▸ **TASK DESCRIPTION**
Copy out all of the material exactly.
***** MATERIALS PROVIDED
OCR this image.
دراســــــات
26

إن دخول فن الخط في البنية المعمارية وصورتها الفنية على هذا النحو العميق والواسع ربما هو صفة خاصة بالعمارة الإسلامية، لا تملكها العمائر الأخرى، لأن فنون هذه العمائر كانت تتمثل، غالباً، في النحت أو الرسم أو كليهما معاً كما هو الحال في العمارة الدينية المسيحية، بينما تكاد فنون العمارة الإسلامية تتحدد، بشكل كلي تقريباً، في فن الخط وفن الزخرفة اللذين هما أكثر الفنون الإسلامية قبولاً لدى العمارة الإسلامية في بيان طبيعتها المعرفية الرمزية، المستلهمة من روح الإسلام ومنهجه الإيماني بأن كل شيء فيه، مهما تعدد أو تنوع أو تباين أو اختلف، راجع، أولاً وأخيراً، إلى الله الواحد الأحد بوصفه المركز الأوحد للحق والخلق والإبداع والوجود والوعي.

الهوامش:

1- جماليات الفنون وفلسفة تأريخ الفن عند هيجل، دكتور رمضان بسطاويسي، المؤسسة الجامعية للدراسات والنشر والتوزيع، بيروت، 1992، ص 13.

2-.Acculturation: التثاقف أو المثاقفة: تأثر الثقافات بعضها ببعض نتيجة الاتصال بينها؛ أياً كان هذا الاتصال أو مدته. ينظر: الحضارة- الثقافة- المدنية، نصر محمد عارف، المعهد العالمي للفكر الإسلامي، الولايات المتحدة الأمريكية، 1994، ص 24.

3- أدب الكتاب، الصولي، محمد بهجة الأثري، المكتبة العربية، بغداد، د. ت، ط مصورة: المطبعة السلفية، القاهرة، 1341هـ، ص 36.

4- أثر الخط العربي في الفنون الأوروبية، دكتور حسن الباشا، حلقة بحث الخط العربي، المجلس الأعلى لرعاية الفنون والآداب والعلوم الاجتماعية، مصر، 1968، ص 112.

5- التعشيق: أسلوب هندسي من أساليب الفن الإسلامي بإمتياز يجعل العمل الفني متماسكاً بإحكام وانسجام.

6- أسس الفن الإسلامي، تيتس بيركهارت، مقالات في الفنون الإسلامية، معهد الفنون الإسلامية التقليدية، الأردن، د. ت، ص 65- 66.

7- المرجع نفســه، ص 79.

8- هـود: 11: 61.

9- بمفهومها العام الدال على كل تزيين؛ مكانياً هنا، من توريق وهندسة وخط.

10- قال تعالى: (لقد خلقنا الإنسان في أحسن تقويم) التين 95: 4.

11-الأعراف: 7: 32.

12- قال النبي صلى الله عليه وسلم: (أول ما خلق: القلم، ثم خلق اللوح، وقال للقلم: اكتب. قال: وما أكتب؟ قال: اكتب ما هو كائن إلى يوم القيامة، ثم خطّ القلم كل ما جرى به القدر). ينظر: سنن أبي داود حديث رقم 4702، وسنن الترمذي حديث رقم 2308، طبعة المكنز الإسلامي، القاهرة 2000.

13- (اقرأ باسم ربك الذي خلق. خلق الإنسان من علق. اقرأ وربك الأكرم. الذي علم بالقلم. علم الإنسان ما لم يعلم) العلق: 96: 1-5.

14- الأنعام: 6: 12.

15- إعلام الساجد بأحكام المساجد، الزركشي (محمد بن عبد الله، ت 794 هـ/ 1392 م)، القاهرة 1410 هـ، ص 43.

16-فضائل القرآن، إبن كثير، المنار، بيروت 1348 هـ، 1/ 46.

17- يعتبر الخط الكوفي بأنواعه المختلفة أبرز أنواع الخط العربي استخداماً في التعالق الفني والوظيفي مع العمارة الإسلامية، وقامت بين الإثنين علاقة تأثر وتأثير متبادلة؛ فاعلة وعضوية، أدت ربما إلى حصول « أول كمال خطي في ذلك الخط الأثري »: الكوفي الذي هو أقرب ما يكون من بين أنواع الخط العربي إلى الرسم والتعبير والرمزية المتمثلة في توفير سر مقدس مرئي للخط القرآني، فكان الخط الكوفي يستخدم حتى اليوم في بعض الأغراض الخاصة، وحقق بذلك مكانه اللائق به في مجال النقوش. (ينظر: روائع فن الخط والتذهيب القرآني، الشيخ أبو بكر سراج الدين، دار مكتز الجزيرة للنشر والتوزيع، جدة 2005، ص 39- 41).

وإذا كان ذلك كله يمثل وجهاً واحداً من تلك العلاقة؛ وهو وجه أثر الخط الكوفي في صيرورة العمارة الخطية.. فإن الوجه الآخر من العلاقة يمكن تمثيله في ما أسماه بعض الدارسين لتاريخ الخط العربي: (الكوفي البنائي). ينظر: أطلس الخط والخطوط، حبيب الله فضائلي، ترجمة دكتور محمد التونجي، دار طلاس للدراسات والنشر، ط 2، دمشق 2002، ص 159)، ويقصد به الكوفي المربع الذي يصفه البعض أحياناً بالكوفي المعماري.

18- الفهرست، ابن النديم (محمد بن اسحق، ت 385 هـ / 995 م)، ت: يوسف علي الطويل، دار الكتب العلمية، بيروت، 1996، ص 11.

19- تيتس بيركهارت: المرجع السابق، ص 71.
**********
▸ **FINAL ANSWER**
OCR this image.
دراســــــات
26

إن دخول فن الخط في البنية المعمارية وصورتها الفنية على هذا النحو العميق والواسع ربما هو صفة خاصة بالعمارة الإسلامية، لا تملكها العمائر الأخرى، لأن فنون هذه العمائر كانت تتمثل، غالباً، في النحت أو الرسم أو كليهما معاً كما هو الحال في العمارة الدينية المسيحية، بينما تكاد فنون العمارة الإسلامية تتحدد، بشكل كلي تقريباً، في فن الخط وفن الزخرفة اللذين هما أكثر الفنون الإسلامية قبولاً لدى العمارة الإسلامية في بيان طبيعتها المعرفية الرمزية، المستلهمة من روح الإسلام ومنهجه الإيماني بأن كل شيء فيه، مهما تعدد أو تنوع أو تباين أو اختلف، راجع، أولاً وأخيراً، إلى الله الواحد الأحد بوصفه المركز الأوحد للحق والخلق والإبداع والوجود والوعي.

الهوامش:

1- جماليات الفنون وفلسفة تأريخ الفن عند هيجل، دكتور رمضان بسطاويسي، المؤسسة الجامعية للدراسات والنشر والتوزيع، بيروت، 1992، ص 13.

2-.Acculturation: التثاقف أو المثاقفة: تأثر الثقافات بعضها ببعض نتيجة الاتصال بينها؛ أياً كان هذا الاتصال أو مدته. ينظر: الحضارة- الثقافة- المدنية، نصر محمد عارف، المعهد العالمي للفكر الإسلامي، الولايات المتحدة الأمريكية، 1994، ص 24.

3- أدب الكتاب، الصولي، محمد بهجة الأثري، المكتبة العربية، بغداد، د. ت، ط مصورة: المطبعة السلفية، القاهرة، 1341هـ، ص 36.

4- أثر الخط العربي في الفنون الأوروبية، دكتور حسن الباشا، حلقة بحث الخط العربي، المجلس الأعلى لرعاية الفنون والآداب والعلوم الاجتماعية، مصر، 1968، ص 112.

5- التعشيق: أسلوب هندسي من أساليب الفن الإسلامي بإمتياز يجعل العمل الفني متماسكاً بإحكام وانسجام.

6- أسس الفن الإسلامي، تيتس بيركهارت، مقالات في الفنون الإسلامية، معهد الفنون الإسلامية التقليدية، الأردن، د. ت، ص 65- 66.

7- المرجع نفســه، ص 79.

8- هـود: 11: 61.

9- بمفهومها العام الدال على كل تزيين؛ مكانياً هنا، من توريق وهندسة وخط.

10- قال تعالى: (لقد خلقنا الإنسان في أحسن تقويم) التين 95: 4.

11-الأعراف: 7: 32.

12- قال النبي صلى الله عليه وسلم: (أول ما خلق: القلم، ثم خلق اللوح، وقال للقلم: اكتب. قال: وما أكتب؟ قال: اكتب ما هو كائن إلى يوم القيامة، ثم خطّ القلم كل ما جرى به القدر). ينظر: سنن أبي داود حديث رقم 4702، وسنن الترمذي حديث رقم 2308، طبعة المكنز الإسلامي، القاهرة 2000.

13- (اقرأ باسم ربك الذي خلق. خلق الإنسان من علق. اقرأ وربك الأكرم. الذي علم بالقلم. علم الإنسان ما لم يعلم) العلق: 96: 1-5.

14- الأنعام: 6: 12.

15- إعلام الساجد بأحكام المساجد، الزركشي (محمد بن عبد الله، ت 794 هـ/ 1392 م)، القاهرة 1410 هـ، ص 43.

16-فضائل القرآن، إبن كثير، المنار، بيروت 1348 هـ، 1/ 46.

17- يعتبر الخط الكوفي بأنواعه المختلفة أبرز أنواع الخط العربي استخداماً في التعالق الفني والوظيفي مع العمارة الإسلامية، وقامت بين الإثنين علاقة تأثر وتأثير متبادلة؛ فاعلة وعضوية، أدت ربما إلى حصول « أول كمال خطي في ذلك الخط الأثري »: الكوفي الذي هو أقرب ما يكون من بين أنواع الخط العربي إلى الرسم والتعبير والرمزية المتمثلة في توفير سر مقدس مرئي للخط القرآني، فكان الخط الكوفي يستخدم حتى اليوم في بعض الأغراض الخاصة، وحقق بذلك مكانه اللائق به في مجال النقوش. (ينظر: روائع فن الخط والتذهيب القرآني، الشيخ أبو بكر سراج الدين، دار مكتز الجزيرة للنشر والتوزيع، جدة 2005، ص 39- 41).

وإذا كان ذلك كله يمثل وجهاً واحداً من تلك العلاقة؛ وهو وجه أثر الخط الكوفي في صيرورة العمارة الخطية.. فإن الوجه الآخر من العلاقة يمكن تمثيله في ما أسماه بعض الدارسين لتاريخ الخط العربي: (الكوفي البنائي). ينظر: أطلس الخط والخطوط، حبيب الله فضائلي، ترجمة دكتور محمد التونجي، دار طلاس للدراسات والنشر، ط 2، دمشق 2002، ص 159)، ويقصد به الكوفي المربع الذي يصفه البعض أحياناً بالكوفي المعماري.

18- الفهرست، ابن النديم (محمد بن اسحق، ت 385 هـ / 995 م)، ت: يوسف علي الطويل، دار الكتب العلمية، بيروت، 1996، ص 11.

19- تيتس بيركهارت: المرجع السابق، ص 71.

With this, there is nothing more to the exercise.